=== Supplied records ===
__________
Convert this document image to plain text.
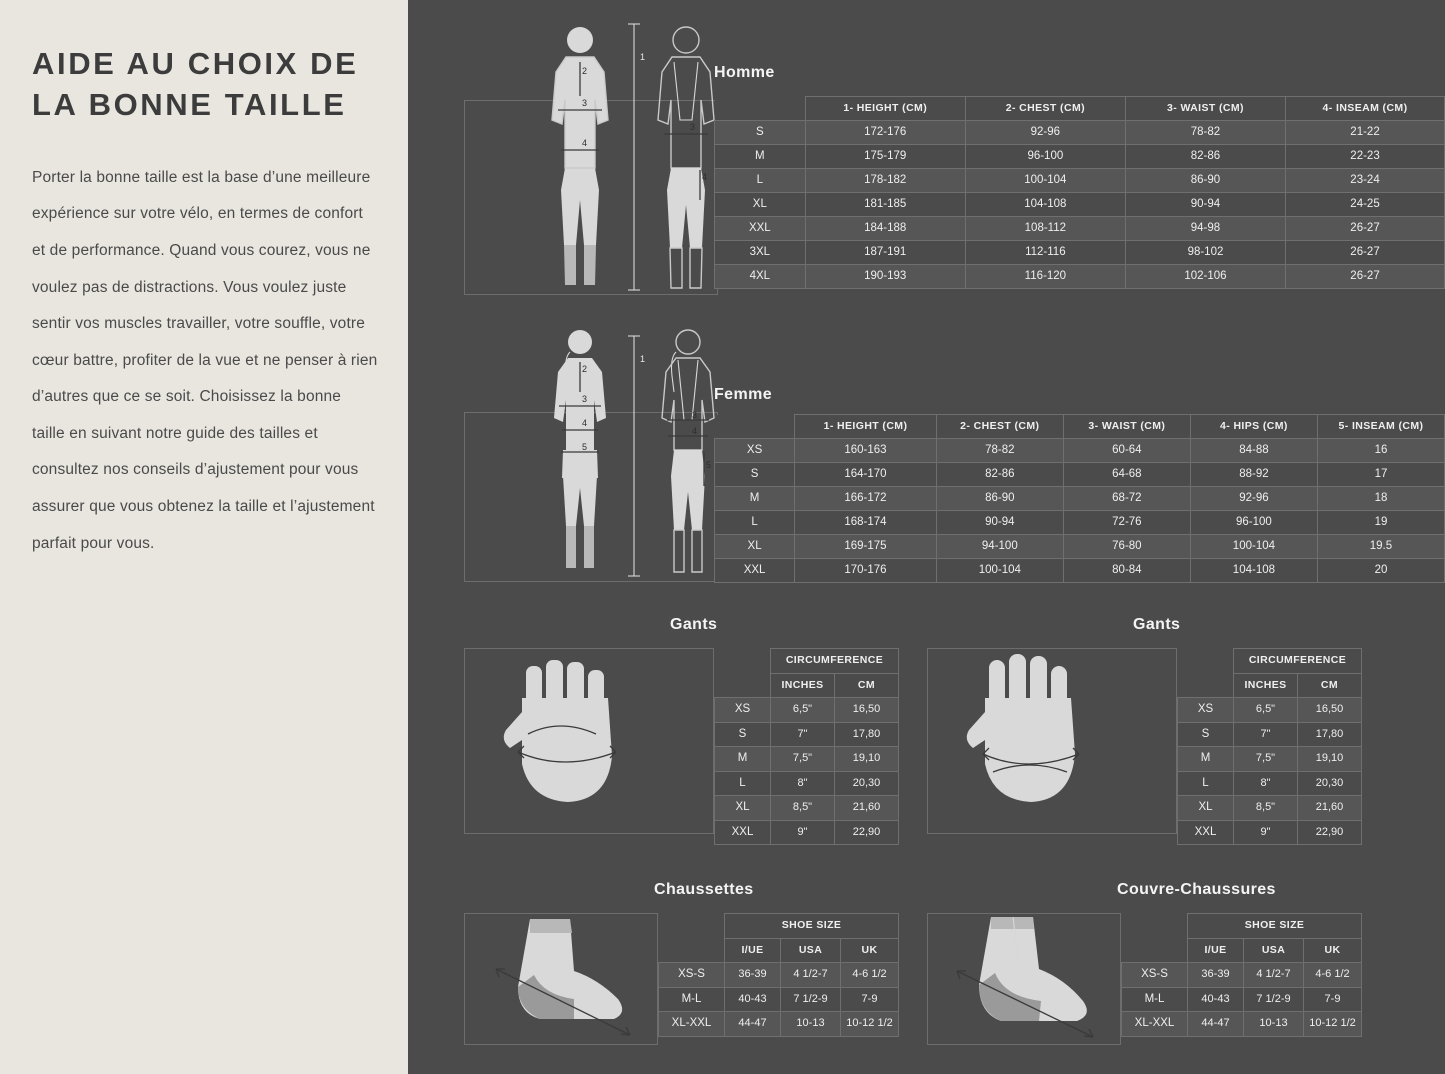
AIDE AU CHOIX DE LA BONNE TAILLE

Porter la bonne taille est la base d’une meilleure expérience sur votre vélo, en termes de confort et de performance. Quand vous courez, vous ne voulez pas de distractions. Vous voulez juste sentir vos muscles travailler, votre souffle, votre cœur battre, profiter de la vue et ne penser à rien d’autres que ce se soit. Choisissez la bonne taille en suivant notre guide des tailles et consultez nos conseils d’ajustement pour vous assurer que vous obtenez la taille et l’ajustement parfait pour vous.

2
3
4
1
3
4
Homme
	1- HEIGHT (CM)	2- CHEST (CM)	3- WAIST (CM)	4- INSEAM (CM)
S	172-176	92-96	78-82	21-22
M	175-179	96-100	82-86	22-23
L	178-182	100-104	86-90	23-24
XL	181-185	104-108	90-94	24-25
XXL	184-188	108-112	94-98	26-27
3XL	187-191	112-116	98-102	26-27
4XL	190-193	116-120	102-106	26-27
2
3
4
5
1
3
4
5
Femme
	1- HEIGHT (CM)	2- CHEST (CM)	3- WAIST (CM)	4- HIPS (CM)	5- INSEAM (CM)
XS	160-163	78-82	60-64	84-88	16
S	164-170	82-86	64-68	88-92	17
M	166-172	86-90	68-72	92-96	18
L	168-174	90-94	72-76	96-100	19
XL	169-175	94-100	76-80	100-104	19.5
XXL	170-176	100-104	80-84	104-108	20
Gants
	CIRCUMFERENCE	
	INCHES	CM
XS	6,5"	16,50
S	7"	17,80
M	7,5"	19,10
L	8"	20,30
XL	8,5"	21,60
XXL	9"	22,90
Gants
	CIRCUMFERENCE	
	INCHES	CM
XS	6,5"	16,50
S	7"	17,80
M	7,5"	19,10
L	8"	20,30
XL	8,5"	21,60
XXL	9"	22,90
Chaussettes
	SHOE SIZE		
	I/UE	USA	UK
XS-S	36-39	4 1/2-7	4-6 1/2
M-L	40-43	7 1/2-9	7-9
XL-XXL	44-47	10-13	10-12 1/2
Couvre-Chaussures
	SHOE SIZE		
	I/UE	USA	UK
XS-S	36-39	4 1/2-7	4-6 1/2
M-L	40-43	7 1/2-9	7-9
XL-XXL	44-47	10-13	10-12 1/2
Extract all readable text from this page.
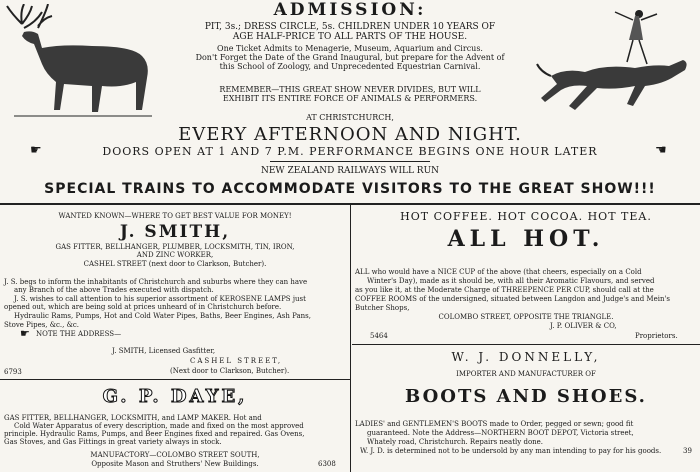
ADMISSION:
PIT, 3s.; DRESS CIRCLE, 5s. CHILDREN UNDER 10 YEARS OF
AGE HALF-PRICE TO ALL PARTS OF THE HOUSE.
One Ticket Admits to Menagerie, Museum, Aquarium and Circus.
Don't Forget the Date of the Grand Inaugural, but prepare for the Advent of
this School of Zoology, and Unprecedented Equestrian Carnival.
REMEMBER—THIS GREAT SHOW NEVER DIVIDES, BUT WILL
EXHIBIT ITS ENTIRE FORCE OF ANIMALS & PERFORMERS.
AT CHRISTCHURCH,
EVERY AFTERNOON AND NIGHT.
☛	DOORS OPEN AT 1 AND 7 P.M. PERFORMANCE BEGINS ONE HOUR LATER	☚
NEW ZEALAND RAILWAYS WILL RUN
SPECIAL TRAINS TO ACCOMMODATE VISITORS TO THE GREAT SHOW!!!
WANTED KNOWN—WHERE TO GET BEST VALUE FOR MONEY!
J. SMITH,
GAS FITTER, BELLHANGER, PLUMBER, LOCKSMITH, TIN, IRON,
AND ZINC WORKER,
CASHEL STREET (next door to Clarkson, Butcher).
J. S. begs to inform the inhabitants of Christchurch and suburbs where they can have
any Branch of the above Trades executed with dispatch.
J. S. wishes to call attention to his superior assortment of KEROSENE LAMPS just
opened out, which are being sold at prices unheard of in Christchurch before.
Hydraulic Rams, Pumps, Hot and Cold Water Pipes, Baths, Beer Engines, Ash Pans,
Stove Pipes, &c., &c.
☛ NOTE THE ADDRESS—
J. SMITH, Licensed Gasfitter,
CASHEL STREET,
(Next door to Clarkson, Butcher).
6793
G. P. DAYE,
GAS FITTER, BELLHANGER, LOCKSMITH, and LAMP MAKER. Hot and
Cold Water Apparatus of every description, made and fixed on the most approved
principle. Hydraulic Rams, Pumps, and Beer Engines fixed and repaired. Gas Ovens,
Gas Stoves, and Gas Fittings in great variety always in stock.
MANUFACTORY—COLOMBO STREET SOUTH,
Opposite Mason and Struthers' New Buildings.	6308
HOT COFFEE. HOT COCOA. HOT TEA.
ALL HOT.
ALL who would have a NICE CUP of the above (that cheers, especially on a Cold
Winter's Day), made as it should be, with all their Aromatic Flavours, and served
as you like it, at the Moderate Charge of THREEPENCE PER CUP, should call at the
COFFEE ROOMS of the undersigned, situated between Langdon and Judge's and Mein's
Butcher Shops,
COLOMBO STREET, OPPOSITE THE TRIANGLE.
J. P. OLIVER & CO,
Proprietors.
5464
W. J. DONNELLY,
IMPORTER AND MANUFACTURER OF
BOOTS AND SHOES.
LADIES' and GENTLEMEN'S BOOTS made to Order, pegged or sewn; good fit
guaranteed. Note the Address—NORTHERN BOOT DEPOT, Victoria street,
Whately road, Christchurch. Repairs neatly done.
W. J. D. is determined not to be undersold by any man intending to pay for his goods.	39
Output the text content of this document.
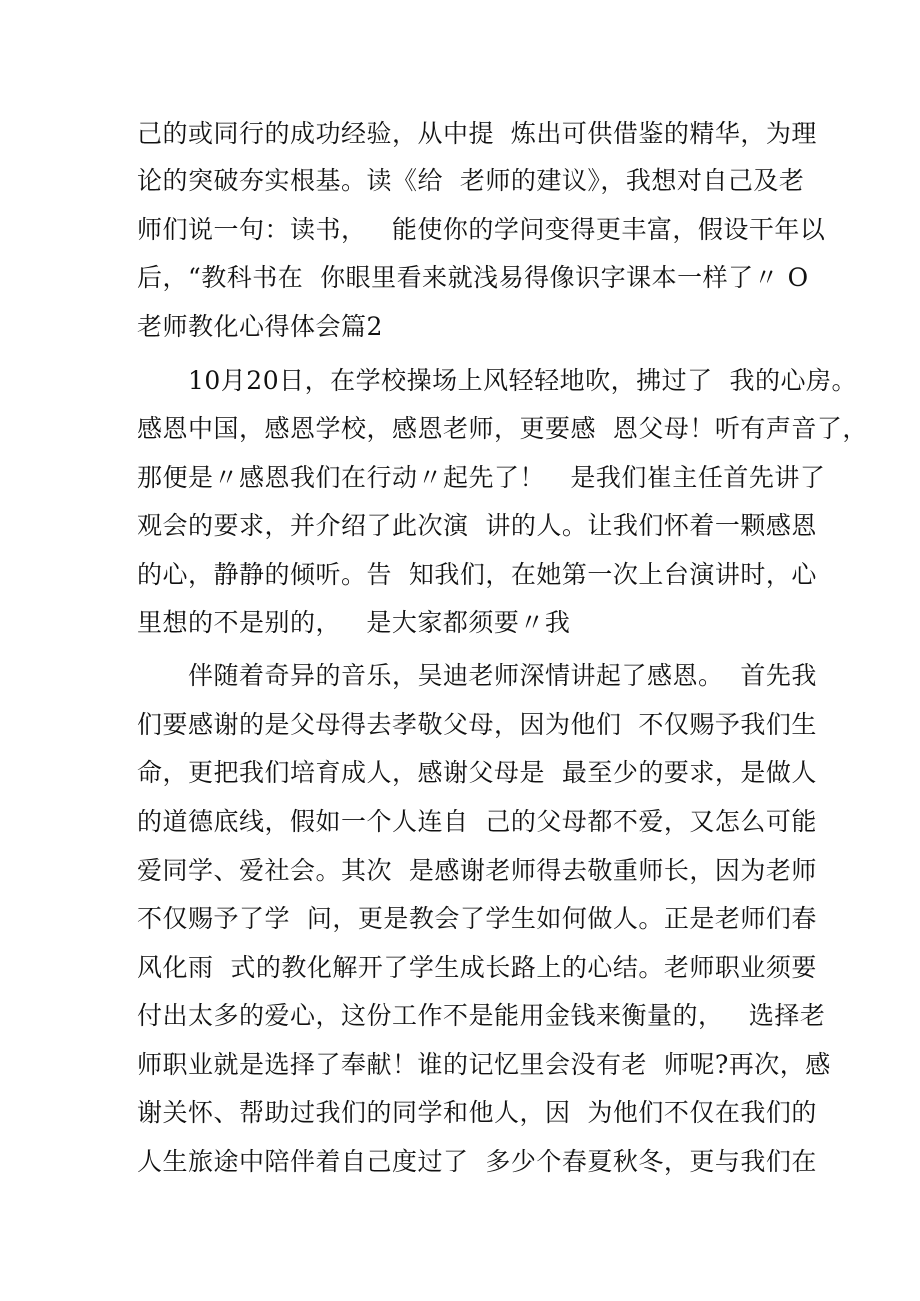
己的或同行的成功经验，从中提  炼出可供借鉴的精华，为理
论的突破夯实根基。读《给  老师的建议》，我想对自己及老
师们说一句：读书，   能使你的学问变得更丰富，假设干年以
后，“教科书在  你眼里看来就浅易得像识字课本一样了〃 O
老师教化心得体会篇2
10月20日，在学校操场上风轻轻地吹，拂过了  我的心房。
感恩中国，感恩学校，感恩老师，更要感  恩父母！听有声音了，
那便是〃感恩我们在行动〃起先了！   是我们崔主任首先讲了
观会的要求，并介绍了此次演  讲的人。让我们怀着一颗感恩
的心，静静的倾听。告  知我们，在她第一次上台演讲时，心
里想的不是别的，   是大家都须要〃我
伴随着奇异的音乐，吴迪老师深情讲起了感恩。  首先我
们要感谢的是父母得去孝敬父母，因为他们  不仅赐予我们生
命，更把我们培育成人，感谢父母是  最至少的要求，是做人
的道德底线，假如一个人连自  己的父母都不爱，又怎么可能
爱同学、爱社会。其次  是感谢老师得去敬重师长，因为老师
不仅赐予了学  问，更是教会了学生如何做人。正是老师们春
风化雨  式的教化解开了学生成长路上的心结。老师职业须要
付出太多的爱心，这份工作不是能用金钱来衡量的，   选择老
师职业就是选择了奉献！谁的记忆里会没有老  师呢?再次，感
谢关怀、帮助过我们的同学和他人，因  为他们不仅在我们的
人生旅途中陪伴着自己度过了  多少个春夏秋冬，更与我们在
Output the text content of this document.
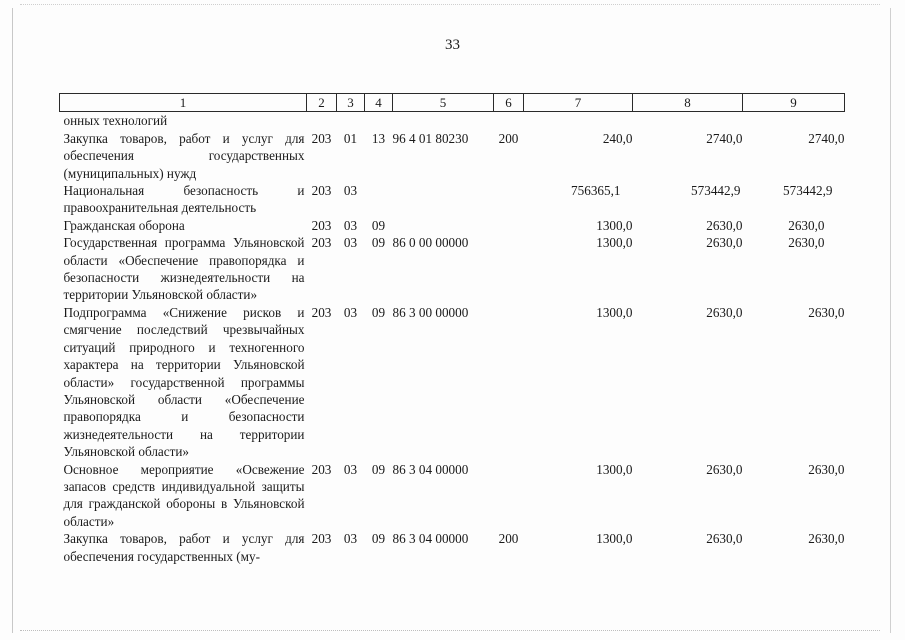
33
1	2	3	4	5	6	7	8	9
онных технологий								
Закупка товаров, работ и услуг для обеспечения государственных (муниципальных) нужд	203	01	13	96 4 01 80230	200	240,0	2740,0	2740,0
Национальная безопасность и правоохранительная деятельность	203	03				756365,1	573442,9	573442,9
Гражданская оборона	203	03	09			1300,0	2630,0	2630,0
Государственная программа Ульяновской области «Обеспечение правопорядка и безопасности жизнедеятельности на территории Ульяновской области»	203	03	09	86 0 00 00000		1300,0	2630,0	2630,0
Подпрограмма «Снижение рисков и смягчение последствий чрезвычайных ситуаций природного и техногенного характера на территории Ульяновской области» государственной программы Ульяновской области «Обеспечение правопорядка и безопасности жизнедеятельности на территории Ульяновской области»	203	03	09	86 3 00 00000		1300,0	2630,0	2630,0
Основное мероприятие «Освежение запасов средств индивидуальной защиты для гражданской обороны в Ульяновской области»	203	03	09	86 3 04 00000		1300,0	2630,0	2630,0
Закупка товаров, работ и услуг для обеспечения государственных (му-	203	03	09	86 3 04 00000	200	1300,0	2630,0	2630,0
__________
=== Goal ===
Find each line holding the word "услуг" and copy it.

=== The output ===
Закупка товаров, работ и услуг для обеспечения государственных (муниципальных) нужд	203	01	13	96 4 01 80230	200	240,0	2740,0	2740,0
Закупка товаров, работ и услуг для обеспечения государственных (му-	203	03	09	86 3 04 00000	200	1300,0	2630,0	2630,0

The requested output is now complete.